Segment Start: EXTRACT TO READ

In front of the holly trees are one of the many volunteer mimosas I’m trying to remove. Talk about weed tree volunteers. One is cracking cinder blocks near my foundation in the jungle area.

Third are the vines. Like I said, I got a lot of vines.

Last but not least is the bushes .. or bush. It’s really out of control. When I bought the house, the bush was a cute little ball in the corner of the fence.

It’s grown.

Part of me really loves the wildness of my jungle. It also hides my backyard, giving my corner house the only non-visible from the street area.

The problem is, it isn’t only “my” jungle. The jungle is actively trying to annex my neighbor’s yard. Here is a picture of the fenceline straight on, you can see all the bushes trying to come through. This is AFTER my neighbor hired a handyman to cut everything down and laid down some weedkiller. Two months later, it looks like this:

And the vines are in league with the oversized bush, running spies under and through the fence:

As I have time, I am attacking the jungle. This is my most recent pile … yes, the above pictures are after this pruning occurred.

One of my ongoing goals is removing my jungle and replacing the hill with azaleas, rock walks, and bulbs. Something maintainable, that won’t be trying to take over the world.

 

What the house looked like when I first moved in … needless to say, I got a long way to go.

Art: Litter Collection

I live behind the “low-rent” shopping center in town – you’ve seen them – the ones with two tax prep places, GoodWill and the Kidney donation stores as “anchors”, Big Lots, the Spanish supermarket, a rental store, a cash checking “bank”, and a laundry mat, plus a Chinese takeout place. Mine is too low-end for even a pizza place; that is in the shopping center across the street in front of the Walmart. The non-standard items in this sprawling decrepit tapped-out capitalistic mecca is the biker bar (member-only) and a weekend auction house.

Between the three dumpsters, plus the Wendy’s at the corner, we have two or three trash trucks go through on any given day and most don’t put that barrier across the top as they travel through the neighborhood because of the low speeds. Which means trash is constantly being blown out of the dump trucks. More trash travels from people dropping something in the large parking lot when going into shop or coming back. The highway frontage doesn’t help. And still more trash is accumulated from the three bus stops and one bus station in the area as people walk to them, from them, and between them while eating or smoking and just dropping one “minor” thing. That is a lot of minor stuff between everyone.

Segment End: EXTRACT TO READ

Continue the blog post about the overgrown yard and neighborhood litter from its last sentence. The records that follow have nothing to do with the blog post above.

Segment Start: GIVEN INFORMATION

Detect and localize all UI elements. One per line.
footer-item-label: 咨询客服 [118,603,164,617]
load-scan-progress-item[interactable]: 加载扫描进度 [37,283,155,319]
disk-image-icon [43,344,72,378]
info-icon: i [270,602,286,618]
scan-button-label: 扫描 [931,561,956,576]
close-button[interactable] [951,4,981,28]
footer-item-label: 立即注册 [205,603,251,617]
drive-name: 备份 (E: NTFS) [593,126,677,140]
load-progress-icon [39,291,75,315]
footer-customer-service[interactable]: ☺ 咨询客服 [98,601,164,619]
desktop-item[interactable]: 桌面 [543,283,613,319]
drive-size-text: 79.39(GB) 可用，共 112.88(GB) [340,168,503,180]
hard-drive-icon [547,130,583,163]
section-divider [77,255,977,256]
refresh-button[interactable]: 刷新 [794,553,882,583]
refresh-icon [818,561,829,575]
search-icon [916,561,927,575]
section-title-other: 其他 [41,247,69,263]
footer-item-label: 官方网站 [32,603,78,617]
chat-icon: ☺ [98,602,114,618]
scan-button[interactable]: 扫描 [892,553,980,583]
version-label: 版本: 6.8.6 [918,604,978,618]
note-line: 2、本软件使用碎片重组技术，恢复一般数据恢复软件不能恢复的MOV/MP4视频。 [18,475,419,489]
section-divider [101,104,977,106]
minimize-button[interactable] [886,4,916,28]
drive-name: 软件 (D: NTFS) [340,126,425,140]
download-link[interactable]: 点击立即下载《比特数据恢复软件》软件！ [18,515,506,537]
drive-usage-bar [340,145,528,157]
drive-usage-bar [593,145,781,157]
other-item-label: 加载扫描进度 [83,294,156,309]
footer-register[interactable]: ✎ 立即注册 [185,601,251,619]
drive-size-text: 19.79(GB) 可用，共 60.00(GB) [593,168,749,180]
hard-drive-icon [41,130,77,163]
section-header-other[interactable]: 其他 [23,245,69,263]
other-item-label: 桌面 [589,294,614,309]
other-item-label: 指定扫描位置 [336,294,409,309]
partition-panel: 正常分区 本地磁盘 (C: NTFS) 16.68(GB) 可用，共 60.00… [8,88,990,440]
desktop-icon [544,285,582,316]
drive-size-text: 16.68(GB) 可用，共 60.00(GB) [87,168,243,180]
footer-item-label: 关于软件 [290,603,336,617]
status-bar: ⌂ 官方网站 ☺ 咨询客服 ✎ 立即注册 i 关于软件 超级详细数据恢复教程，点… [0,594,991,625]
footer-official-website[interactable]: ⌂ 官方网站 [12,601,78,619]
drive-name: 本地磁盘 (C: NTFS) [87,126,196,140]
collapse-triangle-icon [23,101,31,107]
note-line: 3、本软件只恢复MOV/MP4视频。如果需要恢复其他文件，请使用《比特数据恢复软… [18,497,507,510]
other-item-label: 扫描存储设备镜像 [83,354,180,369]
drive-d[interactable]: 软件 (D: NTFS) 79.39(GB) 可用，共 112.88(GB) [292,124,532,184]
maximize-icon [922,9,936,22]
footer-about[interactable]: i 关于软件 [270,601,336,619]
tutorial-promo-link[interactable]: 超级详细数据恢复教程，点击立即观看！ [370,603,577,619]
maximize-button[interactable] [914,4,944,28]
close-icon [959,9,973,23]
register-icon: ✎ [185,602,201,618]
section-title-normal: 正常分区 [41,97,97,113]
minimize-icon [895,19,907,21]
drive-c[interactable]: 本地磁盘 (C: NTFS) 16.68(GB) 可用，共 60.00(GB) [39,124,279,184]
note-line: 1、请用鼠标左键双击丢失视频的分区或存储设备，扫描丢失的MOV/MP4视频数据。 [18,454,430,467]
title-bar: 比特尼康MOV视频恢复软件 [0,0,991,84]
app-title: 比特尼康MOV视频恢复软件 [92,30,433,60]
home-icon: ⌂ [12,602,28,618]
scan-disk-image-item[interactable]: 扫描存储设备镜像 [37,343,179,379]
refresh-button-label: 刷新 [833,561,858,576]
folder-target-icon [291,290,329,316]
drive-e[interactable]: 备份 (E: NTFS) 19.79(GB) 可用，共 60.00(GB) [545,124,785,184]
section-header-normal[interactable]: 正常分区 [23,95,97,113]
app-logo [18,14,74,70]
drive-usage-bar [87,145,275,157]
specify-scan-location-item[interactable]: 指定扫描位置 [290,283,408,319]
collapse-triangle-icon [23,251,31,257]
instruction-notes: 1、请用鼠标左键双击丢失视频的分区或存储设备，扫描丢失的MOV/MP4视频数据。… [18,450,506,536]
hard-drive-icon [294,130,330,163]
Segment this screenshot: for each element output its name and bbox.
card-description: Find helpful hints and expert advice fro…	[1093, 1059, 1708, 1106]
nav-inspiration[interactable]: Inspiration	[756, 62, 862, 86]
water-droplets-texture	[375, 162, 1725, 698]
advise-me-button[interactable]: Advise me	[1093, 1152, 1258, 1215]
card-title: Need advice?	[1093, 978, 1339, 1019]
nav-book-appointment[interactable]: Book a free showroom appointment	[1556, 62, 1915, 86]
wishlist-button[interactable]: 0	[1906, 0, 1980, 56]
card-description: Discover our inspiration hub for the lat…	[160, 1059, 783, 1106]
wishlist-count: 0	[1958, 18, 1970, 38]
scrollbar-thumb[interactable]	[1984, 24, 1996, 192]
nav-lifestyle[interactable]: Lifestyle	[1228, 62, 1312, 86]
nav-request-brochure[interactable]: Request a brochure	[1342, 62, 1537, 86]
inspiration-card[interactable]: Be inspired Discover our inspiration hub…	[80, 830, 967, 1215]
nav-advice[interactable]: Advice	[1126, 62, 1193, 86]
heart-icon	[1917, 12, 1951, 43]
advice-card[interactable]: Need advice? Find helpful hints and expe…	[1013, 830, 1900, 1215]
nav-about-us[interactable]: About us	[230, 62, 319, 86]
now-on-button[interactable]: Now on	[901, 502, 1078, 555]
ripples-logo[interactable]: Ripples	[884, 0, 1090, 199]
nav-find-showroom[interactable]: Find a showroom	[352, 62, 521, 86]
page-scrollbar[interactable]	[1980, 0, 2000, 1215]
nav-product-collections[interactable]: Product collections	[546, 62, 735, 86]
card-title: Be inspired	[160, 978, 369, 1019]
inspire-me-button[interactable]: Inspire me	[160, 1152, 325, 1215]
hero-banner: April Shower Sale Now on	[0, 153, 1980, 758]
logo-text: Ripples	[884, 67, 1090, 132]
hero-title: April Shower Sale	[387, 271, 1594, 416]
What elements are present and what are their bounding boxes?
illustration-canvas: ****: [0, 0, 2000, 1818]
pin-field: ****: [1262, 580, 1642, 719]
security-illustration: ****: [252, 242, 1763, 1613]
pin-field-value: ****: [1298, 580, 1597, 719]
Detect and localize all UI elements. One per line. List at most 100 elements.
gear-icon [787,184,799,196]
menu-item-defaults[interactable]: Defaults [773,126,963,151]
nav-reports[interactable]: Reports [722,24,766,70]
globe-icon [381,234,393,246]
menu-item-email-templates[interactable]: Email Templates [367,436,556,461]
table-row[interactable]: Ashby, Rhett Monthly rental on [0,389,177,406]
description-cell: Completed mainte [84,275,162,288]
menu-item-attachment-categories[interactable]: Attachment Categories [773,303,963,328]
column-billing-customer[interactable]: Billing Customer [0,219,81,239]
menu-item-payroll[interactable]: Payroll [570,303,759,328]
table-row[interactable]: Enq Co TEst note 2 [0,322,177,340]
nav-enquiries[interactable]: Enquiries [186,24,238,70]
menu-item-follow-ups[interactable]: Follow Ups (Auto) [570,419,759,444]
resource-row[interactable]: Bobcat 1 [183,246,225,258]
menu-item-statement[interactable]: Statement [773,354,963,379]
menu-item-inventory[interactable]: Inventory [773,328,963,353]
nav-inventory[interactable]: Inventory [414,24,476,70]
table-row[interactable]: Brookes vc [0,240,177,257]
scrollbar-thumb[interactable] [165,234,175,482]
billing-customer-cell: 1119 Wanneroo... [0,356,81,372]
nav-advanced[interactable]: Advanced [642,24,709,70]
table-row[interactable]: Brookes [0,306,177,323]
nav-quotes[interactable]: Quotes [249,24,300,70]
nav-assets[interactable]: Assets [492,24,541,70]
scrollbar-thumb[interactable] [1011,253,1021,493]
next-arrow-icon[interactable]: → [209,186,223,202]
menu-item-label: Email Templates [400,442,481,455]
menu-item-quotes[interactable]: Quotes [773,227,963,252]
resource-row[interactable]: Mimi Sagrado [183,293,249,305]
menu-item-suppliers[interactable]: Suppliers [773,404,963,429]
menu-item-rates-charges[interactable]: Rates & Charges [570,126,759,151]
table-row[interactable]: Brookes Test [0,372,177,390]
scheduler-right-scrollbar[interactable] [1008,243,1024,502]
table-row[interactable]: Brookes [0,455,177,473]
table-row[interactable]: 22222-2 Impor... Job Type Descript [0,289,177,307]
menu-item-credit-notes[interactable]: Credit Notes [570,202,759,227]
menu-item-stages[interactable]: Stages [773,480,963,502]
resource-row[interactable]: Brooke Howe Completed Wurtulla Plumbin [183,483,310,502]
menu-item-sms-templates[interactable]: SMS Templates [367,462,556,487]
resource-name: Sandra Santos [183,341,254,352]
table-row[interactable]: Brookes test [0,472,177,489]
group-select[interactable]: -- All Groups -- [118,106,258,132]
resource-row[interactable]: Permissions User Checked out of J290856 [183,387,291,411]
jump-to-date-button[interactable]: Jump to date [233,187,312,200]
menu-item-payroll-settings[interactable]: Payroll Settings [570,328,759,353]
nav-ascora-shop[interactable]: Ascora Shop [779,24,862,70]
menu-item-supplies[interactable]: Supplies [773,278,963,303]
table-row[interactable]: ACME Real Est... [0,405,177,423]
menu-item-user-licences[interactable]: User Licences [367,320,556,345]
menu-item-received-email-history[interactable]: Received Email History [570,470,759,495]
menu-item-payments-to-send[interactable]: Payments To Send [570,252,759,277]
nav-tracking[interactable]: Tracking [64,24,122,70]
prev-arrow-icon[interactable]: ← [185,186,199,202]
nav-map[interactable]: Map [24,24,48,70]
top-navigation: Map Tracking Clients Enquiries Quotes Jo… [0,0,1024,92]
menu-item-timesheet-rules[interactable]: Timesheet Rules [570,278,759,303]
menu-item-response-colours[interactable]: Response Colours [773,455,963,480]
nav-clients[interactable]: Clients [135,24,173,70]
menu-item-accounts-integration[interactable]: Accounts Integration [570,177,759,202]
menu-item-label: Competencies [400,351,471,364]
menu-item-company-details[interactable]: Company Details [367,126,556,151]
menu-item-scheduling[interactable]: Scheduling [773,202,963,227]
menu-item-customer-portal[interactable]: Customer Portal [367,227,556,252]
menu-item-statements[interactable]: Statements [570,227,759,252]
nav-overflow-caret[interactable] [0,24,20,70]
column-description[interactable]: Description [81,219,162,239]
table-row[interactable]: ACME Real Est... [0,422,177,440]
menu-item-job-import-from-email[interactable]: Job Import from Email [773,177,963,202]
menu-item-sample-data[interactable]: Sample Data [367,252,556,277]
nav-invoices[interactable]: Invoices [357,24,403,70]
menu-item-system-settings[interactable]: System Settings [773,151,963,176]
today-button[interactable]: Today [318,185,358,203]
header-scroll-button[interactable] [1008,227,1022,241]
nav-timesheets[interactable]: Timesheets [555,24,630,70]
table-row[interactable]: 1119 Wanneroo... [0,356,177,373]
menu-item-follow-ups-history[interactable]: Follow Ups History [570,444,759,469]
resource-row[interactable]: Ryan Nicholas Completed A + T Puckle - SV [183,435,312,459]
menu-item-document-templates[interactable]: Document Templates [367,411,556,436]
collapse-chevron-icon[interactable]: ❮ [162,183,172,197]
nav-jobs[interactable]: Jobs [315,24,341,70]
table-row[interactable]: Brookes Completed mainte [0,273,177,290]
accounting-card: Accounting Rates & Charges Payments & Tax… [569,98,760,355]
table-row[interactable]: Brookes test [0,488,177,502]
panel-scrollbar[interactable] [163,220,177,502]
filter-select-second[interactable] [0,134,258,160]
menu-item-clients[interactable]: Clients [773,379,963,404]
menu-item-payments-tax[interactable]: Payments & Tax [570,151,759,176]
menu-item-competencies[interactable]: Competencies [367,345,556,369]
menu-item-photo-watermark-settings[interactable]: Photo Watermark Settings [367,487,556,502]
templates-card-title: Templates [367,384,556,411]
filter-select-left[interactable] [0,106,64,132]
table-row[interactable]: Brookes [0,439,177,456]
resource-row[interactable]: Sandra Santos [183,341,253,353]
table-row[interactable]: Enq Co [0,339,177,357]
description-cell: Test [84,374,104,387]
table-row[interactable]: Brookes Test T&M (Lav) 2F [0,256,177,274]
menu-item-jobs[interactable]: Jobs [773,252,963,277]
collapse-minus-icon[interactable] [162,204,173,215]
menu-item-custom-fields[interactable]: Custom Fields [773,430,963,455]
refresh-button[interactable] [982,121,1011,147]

Segment End: GIVEN INFORMATION

RESPONSE BELOW »
Every day, I take a shopping bag and go out and collect trash for fifteen minutes as a break from writing. I only go one block each direction from my little corner – north, south, east, and west. Just one direction per day.

Every day I come back with a full bag of trash. I’ve been doing this for years.

That is how much litter is in my little part of the world. A small bag every day. If I don’t do it for a month, I’m 30 bags behind and can collect them if I double or triple up the bags for a longer walk.

I’ve had random passers-by ask if I am doing forced community service. I’m like “I live here and want to have a clean place to live.”

I mean how hard it that to understand? You live in the world, maintenance is needed.

I can’t stand exercise just to exercise. And just cleaning trash would annoy me to. But combining the two, making the world prettier and keeping me healthy at the same time – just all the positives.

Litter collection – community, personal health, gardening, making the world pretty. An art in itself.

January is just around the corner and many people make exercise commitments, but don’t stick with them because … exercise just to exercise doesn’t have much incentive. Maybe doing something as a “plus” might help like it does for me. Get a little reacher thing (available in the Walmarts in the pharmacy area near the canes) and take one of the small shopping bags and collect litter for 15 minutes each day on your walk. You too can leave the world better than you found it each and every day.